MATERIAL PROVIDED:
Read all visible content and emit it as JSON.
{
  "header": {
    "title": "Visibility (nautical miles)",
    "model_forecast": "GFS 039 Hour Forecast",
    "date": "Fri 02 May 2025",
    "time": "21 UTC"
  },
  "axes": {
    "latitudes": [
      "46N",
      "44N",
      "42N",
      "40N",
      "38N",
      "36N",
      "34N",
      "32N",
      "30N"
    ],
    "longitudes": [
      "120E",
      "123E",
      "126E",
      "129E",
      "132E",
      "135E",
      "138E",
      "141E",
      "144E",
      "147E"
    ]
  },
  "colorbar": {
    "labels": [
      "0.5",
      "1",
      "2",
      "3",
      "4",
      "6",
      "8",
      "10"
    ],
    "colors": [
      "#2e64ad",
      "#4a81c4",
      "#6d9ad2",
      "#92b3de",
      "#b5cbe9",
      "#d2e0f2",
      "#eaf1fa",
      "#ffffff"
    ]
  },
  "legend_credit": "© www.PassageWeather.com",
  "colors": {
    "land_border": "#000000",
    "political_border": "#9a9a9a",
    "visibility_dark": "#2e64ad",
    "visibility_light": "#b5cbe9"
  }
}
...
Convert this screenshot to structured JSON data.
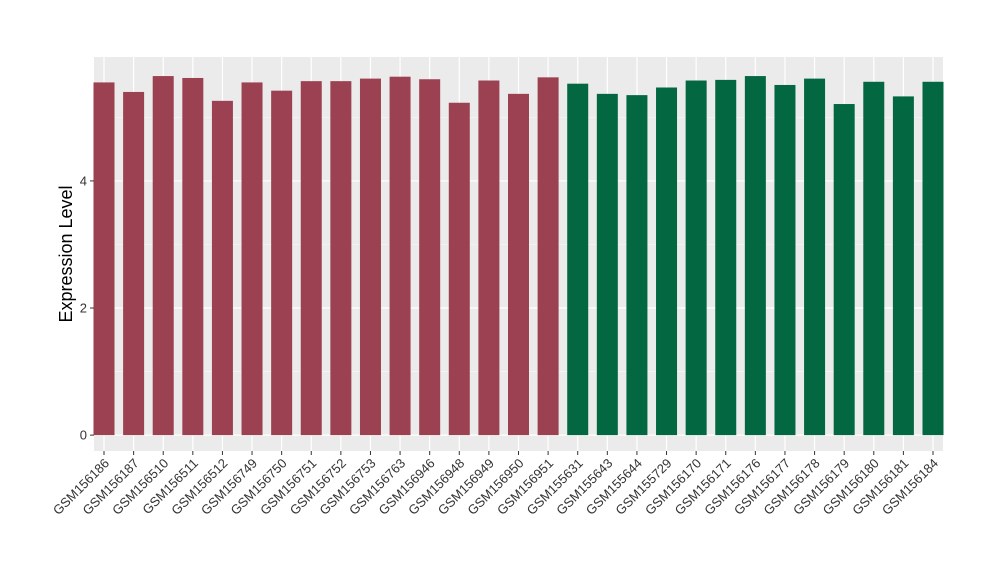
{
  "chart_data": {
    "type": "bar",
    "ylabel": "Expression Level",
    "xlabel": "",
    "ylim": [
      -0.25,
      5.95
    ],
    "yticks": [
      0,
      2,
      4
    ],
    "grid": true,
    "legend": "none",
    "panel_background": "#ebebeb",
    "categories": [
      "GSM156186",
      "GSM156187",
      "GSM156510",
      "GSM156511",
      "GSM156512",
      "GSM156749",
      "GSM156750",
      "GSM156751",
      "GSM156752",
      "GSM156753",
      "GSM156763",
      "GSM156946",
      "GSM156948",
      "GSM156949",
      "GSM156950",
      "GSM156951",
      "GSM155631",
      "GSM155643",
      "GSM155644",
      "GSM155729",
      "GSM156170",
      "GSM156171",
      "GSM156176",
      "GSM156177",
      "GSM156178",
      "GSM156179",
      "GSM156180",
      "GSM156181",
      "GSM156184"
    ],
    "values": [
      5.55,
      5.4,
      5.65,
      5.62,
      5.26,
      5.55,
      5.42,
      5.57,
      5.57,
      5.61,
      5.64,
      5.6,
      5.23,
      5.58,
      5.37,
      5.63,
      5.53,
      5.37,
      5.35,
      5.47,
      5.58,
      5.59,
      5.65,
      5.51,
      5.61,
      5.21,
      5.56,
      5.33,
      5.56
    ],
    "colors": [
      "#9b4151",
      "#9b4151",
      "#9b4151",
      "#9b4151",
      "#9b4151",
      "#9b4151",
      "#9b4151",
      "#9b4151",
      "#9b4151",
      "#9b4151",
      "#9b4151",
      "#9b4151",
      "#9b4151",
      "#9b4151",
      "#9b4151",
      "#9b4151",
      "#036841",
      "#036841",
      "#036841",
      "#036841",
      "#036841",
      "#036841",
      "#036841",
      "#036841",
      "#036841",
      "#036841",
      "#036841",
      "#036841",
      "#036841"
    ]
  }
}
--
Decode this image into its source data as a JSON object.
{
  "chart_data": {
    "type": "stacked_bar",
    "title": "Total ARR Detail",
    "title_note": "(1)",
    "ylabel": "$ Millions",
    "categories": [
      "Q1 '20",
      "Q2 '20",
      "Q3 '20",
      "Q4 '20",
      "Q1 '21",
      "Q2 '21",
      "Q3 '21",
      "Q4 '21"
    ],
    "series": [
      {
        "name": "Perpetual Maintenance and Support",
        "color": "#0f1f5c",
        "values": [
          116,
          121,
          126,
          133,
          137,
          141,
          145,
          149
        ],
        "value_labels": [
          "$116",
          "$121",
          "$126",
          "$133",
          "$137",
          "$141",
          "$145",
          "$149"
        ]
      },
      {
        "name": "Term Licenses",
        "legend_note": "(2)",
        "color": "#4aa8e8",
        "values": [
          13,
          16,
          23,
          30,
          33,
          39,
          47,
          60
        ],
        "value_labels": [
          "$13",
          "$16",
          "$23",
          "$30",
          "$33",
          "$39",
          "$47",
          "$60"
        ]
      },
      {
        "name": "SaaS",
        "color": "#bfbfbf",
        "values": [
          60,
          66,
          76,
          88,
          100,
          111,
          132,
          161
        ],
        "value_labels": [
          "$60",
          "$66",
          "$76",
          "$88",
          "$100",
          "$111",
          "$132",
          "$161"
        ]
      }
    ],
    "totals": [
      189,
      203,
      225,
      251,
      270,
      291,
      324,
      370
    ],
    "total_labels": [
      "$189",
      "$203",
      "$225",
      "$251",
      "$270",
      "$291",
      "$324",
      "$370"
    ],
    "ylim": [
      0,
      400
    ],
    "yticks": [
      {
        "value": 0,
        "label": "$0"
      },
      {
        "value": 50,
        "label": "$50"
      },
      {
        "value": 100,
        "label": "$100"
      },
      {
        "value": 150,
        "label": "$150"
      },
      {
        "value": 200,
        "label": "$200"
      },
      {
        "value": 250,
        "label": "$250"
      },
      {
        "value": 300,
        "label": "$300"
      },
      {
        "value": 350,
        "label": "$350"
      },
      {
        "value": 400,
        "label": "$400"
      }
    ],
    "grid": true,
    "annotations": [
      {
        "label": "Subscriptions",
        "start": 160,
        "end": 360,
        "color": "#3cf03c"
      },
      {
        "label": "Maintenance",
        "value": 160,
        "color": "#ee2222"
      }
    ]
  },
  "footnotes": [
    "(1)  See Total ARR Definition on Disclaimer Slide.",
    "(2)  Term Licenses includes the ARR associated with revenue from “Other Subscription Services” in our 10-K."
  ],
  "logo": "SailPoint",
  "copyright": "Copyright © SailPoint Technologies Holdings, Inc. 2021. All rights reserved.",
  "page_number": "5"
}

SET EXERCISE: Return each line that includes "JSON".

WRITTEN REPLY:
Read all visible content and emit it as JSON.
Convert this screenshot to structured JSON data.
Decode this image into its source data as a JSON object.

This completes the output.